------ DATASET CONTENT ------

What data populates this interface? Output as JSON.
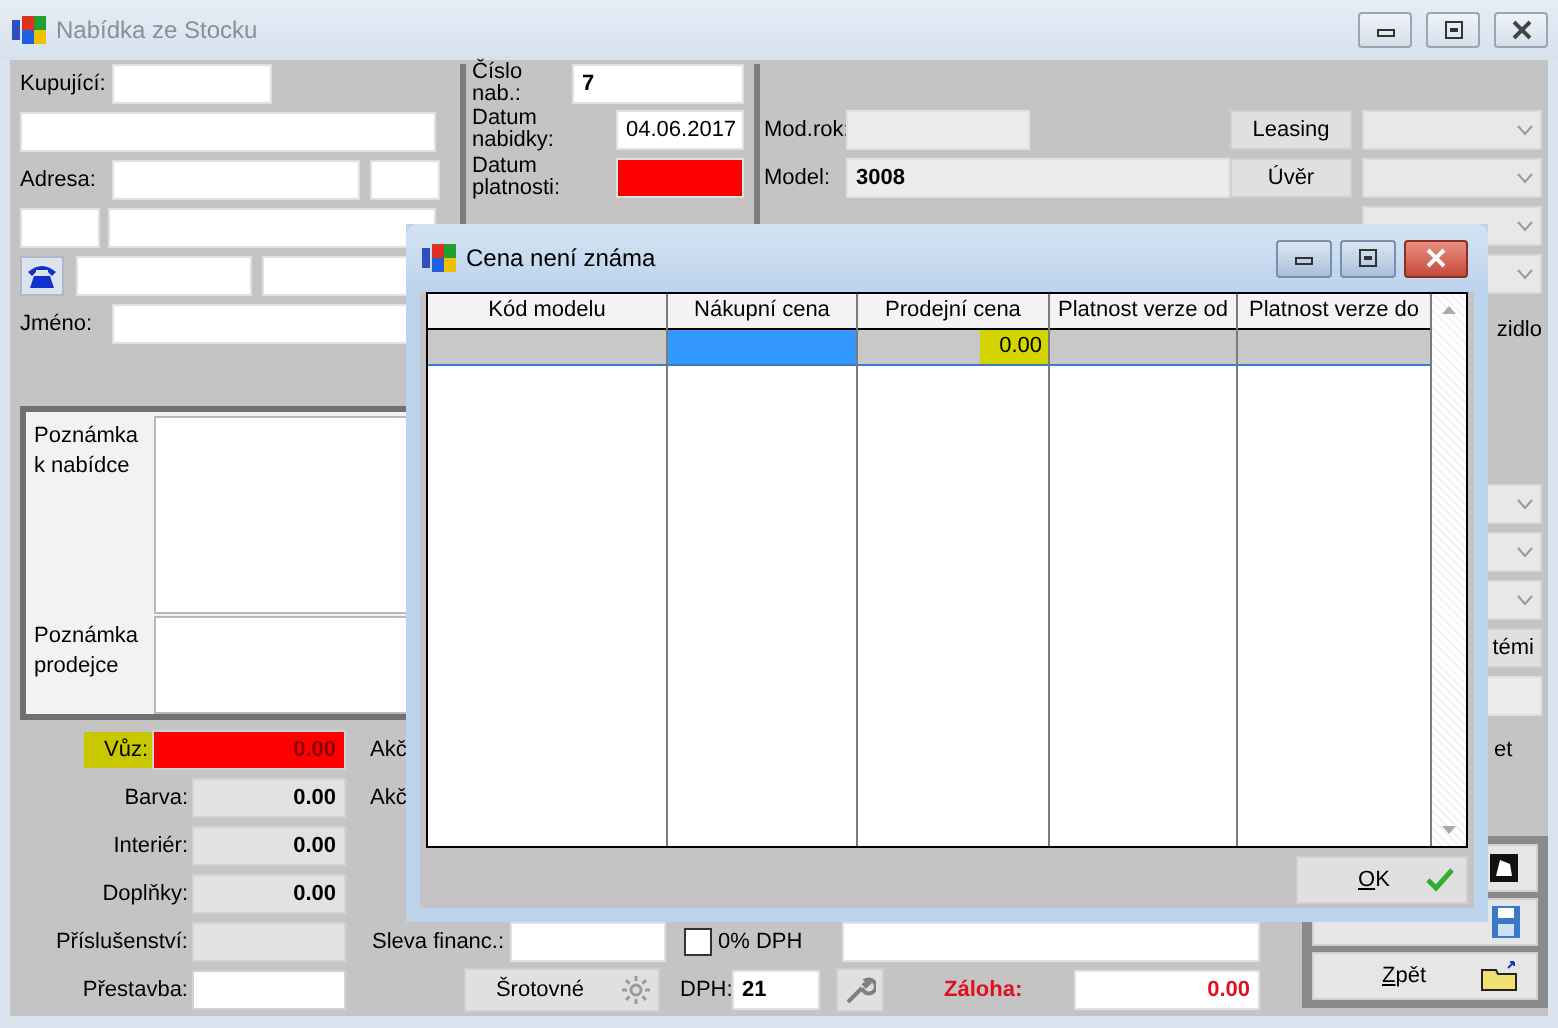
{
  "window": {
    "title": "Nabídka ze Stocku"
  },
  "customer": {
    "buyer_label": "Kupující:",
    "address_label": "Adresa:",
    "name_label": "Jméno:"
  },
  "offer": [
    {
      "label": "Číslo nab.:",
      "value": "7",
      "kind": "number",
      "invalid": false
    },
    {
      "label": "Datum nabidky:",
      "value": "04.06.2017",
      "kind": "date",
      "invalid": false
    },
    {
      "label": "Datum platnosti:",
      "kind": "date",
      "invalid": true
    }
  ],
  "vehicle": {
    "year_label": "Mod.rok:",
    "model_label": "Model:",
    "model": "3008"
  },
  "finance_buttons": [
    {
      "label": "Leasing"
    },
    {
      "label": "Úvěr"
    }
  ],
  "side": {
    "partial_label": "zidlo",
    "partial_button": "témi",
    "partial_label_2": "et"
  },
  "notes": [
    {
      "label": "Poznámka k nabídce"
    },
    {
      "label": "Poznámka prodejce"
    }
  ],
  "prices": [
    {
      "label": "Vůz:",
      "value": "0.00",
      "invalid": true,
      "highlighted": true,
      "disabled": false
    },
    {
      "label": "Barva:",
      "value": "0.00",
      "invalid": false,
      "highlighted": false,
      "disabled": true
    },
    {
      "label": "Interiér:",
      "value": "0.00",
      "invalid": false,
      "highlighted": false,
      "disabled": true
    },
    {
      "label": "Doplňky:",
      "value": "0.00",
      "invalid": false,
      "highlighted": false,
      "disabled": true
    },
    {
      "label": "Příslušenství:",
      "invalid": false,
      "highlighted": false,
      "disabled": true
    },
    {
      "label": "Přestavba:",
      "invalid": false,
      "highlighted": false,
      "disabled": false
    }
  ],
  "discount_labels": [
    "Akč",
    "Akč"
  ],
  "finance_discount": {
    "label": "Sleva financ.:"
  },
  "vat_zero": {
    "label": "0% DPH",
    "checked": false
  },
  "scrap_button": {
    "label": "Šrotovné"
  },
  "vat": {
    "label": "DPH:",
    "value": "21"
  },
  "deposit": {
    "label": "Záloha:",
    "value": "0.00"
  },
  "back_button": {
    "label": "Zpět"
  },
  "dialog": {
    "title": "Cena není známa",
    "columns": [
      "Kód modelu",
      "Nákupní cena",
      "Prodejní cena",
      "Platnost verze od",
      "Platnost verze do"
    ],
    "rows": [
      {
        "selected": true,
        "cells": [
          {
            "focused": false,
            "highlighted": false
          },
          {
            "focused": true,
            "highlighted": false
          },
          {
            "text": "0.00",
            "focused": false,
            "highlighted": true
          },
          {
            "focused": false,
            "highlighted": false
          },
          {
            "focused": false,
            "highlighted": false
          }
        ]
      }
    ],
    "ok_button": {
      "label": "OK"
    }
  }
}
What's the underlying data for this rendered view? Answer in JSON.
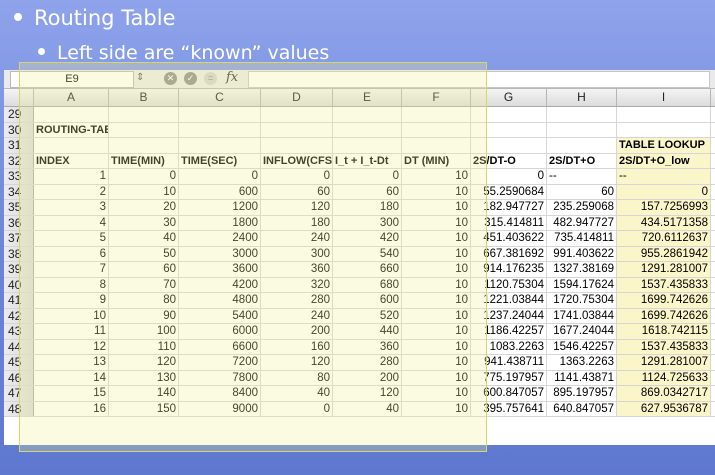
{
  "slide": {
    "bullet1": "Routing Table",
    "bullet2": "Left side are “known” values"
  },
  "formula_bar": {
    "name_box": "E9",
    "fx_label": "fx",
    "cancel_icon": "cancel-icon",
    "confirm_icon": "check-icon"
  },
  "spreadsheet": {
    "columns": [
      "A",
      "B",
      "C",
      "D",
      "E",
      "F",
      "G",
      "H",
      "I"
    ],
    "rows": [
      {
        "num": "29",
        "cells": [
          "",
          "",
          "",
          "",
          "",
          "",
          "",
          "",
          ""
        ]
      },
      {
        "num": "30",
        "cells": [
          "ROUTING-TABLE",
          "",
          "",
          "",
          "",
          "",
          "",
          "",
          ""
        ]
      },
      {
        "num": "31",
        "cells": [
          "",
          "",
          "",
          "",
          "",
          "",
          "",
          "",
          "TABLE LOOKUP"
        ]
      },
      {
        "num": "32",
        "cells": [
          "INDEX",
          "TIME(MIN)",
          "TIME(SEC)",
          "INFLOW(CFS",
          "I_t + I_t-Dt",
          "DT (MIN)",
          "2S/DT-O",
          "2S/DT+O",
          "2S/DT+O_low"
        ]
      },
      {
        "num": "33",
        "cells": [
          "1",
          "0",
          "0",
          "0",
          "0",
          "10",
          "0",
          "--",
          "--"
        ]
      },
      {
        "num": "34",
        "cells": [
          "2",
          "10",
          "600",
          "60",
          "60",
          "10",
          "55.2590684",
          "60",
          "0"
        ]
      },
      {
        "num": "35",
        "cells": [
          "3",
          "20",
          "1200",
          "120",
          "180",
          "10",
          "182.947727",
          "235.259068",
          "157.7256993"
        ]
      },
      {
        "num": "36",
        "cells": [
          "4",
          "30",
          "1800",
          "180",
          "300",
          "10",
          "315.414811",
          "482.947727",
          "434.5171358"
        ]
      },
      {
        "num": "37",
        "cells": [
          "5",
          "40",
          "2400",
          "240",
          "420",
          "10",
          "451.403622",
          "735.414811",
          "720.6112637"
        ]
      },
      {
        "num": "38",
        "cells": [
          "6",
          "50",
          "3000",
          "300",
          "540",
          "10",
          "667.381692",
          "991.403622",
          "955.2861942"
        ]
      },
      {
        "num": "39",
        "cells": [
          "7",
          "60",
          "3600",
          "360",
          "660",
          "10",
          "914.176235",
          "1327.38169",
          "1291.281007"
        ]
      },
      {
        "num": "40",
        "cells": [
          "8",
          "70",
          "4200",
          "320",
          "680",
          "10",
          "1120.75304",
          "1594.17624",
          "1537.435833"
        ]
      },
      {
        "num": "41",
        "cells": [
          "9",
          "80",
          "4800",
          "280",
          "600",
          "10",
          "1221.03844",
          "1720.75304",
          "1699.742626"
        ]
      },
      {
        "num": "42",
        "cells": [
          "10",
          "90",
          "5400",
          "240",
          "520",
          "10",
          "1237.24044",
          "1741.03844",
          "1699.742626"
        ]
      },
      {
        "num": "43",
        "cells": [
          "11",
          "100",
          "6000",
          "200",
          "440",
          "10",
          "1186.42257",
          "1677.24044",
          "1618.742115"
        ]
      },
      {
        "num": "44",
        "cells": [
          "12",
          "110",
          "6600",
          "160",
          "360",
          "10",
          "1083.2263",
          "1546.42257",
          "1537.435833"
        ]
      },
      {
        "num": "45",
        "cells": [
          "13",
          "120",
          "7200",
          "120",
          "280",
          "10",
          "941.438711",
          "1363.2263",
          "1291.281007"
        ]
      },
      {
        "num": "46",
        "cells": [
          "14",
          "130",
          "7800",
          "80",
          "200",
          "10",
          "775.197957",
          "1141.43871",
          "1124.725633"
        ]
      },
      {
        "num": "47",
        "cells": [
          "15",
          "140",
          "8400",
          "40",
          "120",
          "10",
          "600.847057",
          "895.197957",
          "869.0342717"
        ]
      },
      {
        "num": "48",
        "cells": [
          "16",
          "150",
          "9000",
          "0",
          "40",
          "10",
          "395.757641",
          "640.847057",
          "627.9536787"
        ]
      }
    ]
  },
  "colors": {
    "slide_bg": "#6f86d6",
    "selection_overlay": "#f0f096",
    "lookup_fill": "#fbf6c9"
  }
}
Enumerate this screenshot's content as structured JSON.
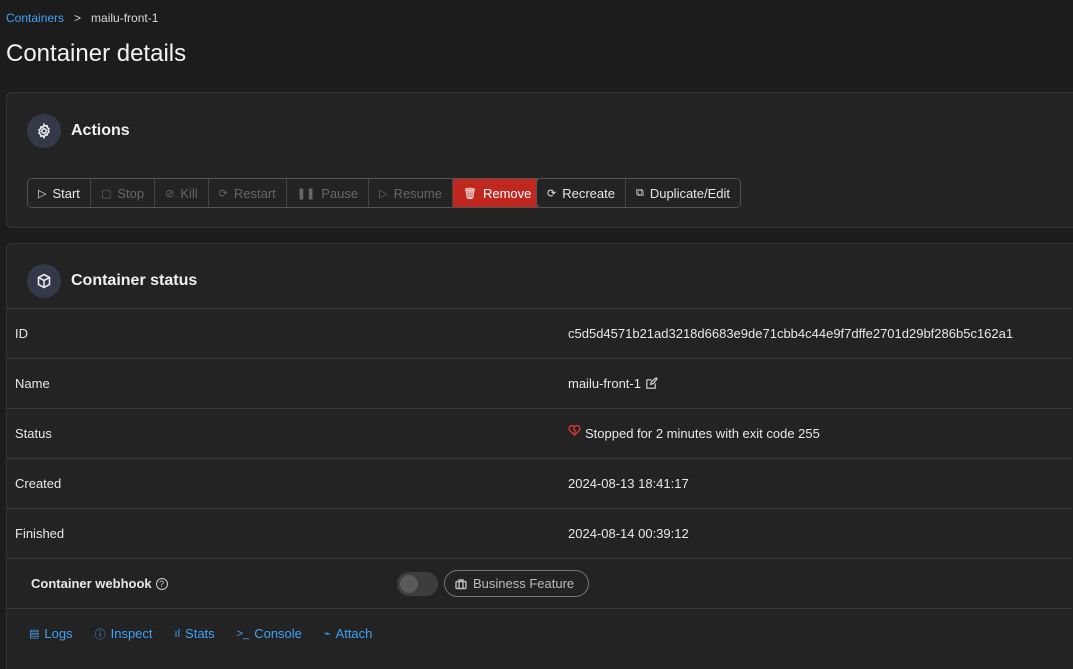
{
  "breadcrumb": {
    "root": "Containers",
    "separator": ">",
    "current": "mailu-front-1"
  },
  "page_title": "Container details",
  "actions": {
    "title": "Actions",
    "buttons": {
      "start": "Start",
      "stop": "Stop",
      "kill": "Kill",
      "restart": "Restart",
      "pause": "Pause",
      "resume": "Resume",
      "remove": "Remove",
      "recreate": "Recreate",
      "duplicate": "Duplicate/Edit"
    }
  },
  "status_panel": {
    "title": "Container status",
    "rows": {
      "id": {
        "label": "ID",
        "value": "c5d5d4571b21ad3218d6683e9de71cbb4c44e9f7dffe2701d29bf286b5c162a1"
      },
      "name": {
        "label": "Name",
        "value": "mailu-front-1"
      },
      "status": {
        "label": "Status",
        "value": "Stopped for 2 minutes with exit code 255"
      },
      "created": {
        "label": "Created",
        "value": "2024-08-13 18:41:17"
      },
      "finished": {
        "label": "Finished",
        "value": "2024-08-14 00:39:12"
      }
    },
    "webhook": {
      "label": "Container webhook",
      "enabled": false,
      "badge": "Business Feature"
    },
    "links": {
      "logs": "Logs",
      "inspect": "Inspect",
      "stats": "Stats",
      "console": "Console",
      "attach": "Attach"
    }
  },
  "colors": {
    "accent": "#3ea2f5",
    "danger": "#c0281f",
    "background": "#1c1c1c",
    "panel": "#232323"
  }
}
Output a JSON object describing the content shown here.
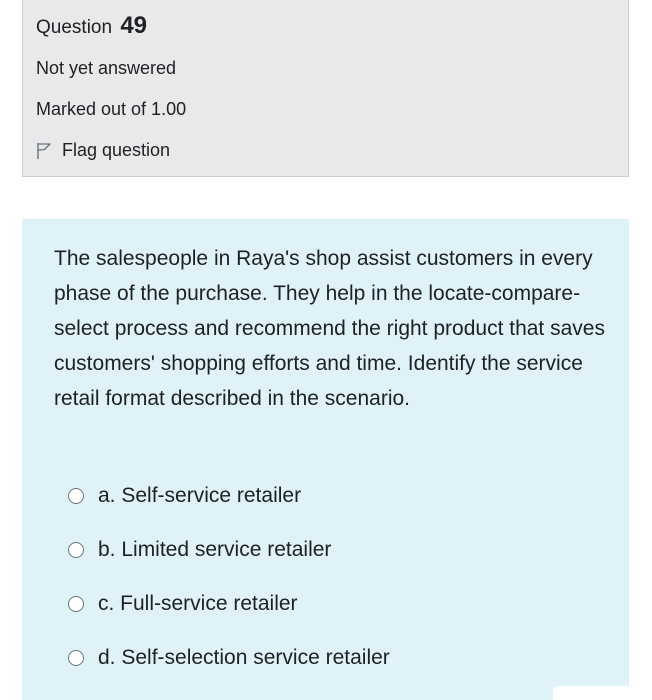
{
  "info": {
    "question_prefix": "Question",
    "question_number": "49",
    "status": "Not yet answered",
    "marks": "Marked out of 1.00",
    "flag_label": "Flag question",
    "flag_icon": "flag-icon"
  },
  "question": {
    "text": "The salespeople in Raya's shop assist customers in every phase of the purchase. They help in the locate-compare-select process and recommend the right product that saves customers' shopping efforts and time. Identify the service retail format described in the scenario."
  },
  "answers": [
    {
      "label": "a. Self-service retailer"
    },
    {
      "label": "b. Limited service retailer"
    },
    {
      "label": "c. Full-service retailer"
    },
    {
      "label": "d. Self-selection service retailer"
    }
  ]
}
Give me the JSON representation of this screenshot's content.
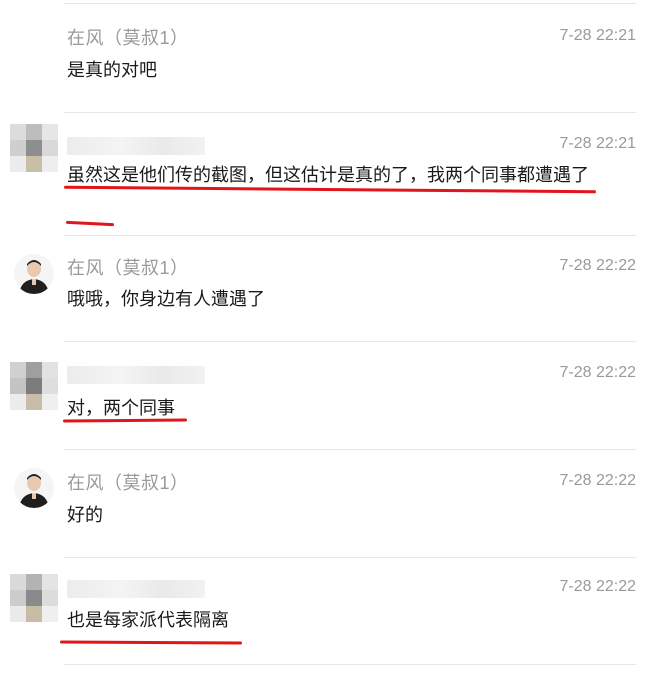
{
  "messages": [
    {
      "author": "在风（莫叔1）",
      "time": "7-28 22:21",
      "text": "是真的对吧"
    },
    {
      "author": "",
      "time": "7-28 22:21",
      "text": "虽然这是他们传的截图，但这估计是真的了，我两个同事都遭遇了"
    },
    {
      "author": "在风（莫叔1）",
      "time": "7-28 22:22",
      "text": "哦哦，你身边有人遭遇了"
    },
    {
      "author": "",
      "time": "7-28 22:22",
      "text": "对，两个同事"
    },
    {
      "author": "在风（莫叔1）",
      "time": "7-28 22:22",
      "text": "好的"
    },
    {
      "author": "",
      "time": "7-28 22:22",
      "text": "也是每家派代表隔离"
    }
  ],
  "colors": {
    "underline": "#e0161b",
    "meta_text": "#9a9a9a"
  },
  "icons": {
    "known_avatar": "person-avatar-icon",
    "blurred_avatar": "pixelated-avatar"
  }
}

------

PROBLEM DESCRIPTION: Reproduce the listing above from the line that contains "Give me the" through its final line, exactly and with nothing added. Omit the images.

ANSWER:
Give me the JSON representation of this screenshot's content.
{
  "messages": [
    {
      "author": "在风（莫叔1）",
      "time": "7-28 22:21",
      "text": "是真的对吧"
    },
    {
      "author": "",
      "time": "7-28 22:21",
      "text": "虽然这是他们传的截图，但这估计是真的了，我两个同事都遭遇了"
    },
    {
      "author": "在风（莫叔1）",
      "time": "7-28 22:22",
      "text": "哦哦，你身边有人遭遇了"
    },
    {
      "author": "",
      "time": "7-28 22:22",
      "text": "对，两个同事"
    },
    {
      "author": "在风（莫叔1）",
      "time": "7-28 22:22",
      "text": "好的"
    },
    {
      "author": "",
      "time": "7-28 22:22",
      "text": "也是每家派代表隔离"
    }
  ],
  "colors": {
    "underline": "#e0161b",
    "meta_text": "#9a9a9a"
  },
  "icons": {
    "known_avatar": "person-avatar-icon",
    "blurred_avatar": "pixelated-avatar"
  }
}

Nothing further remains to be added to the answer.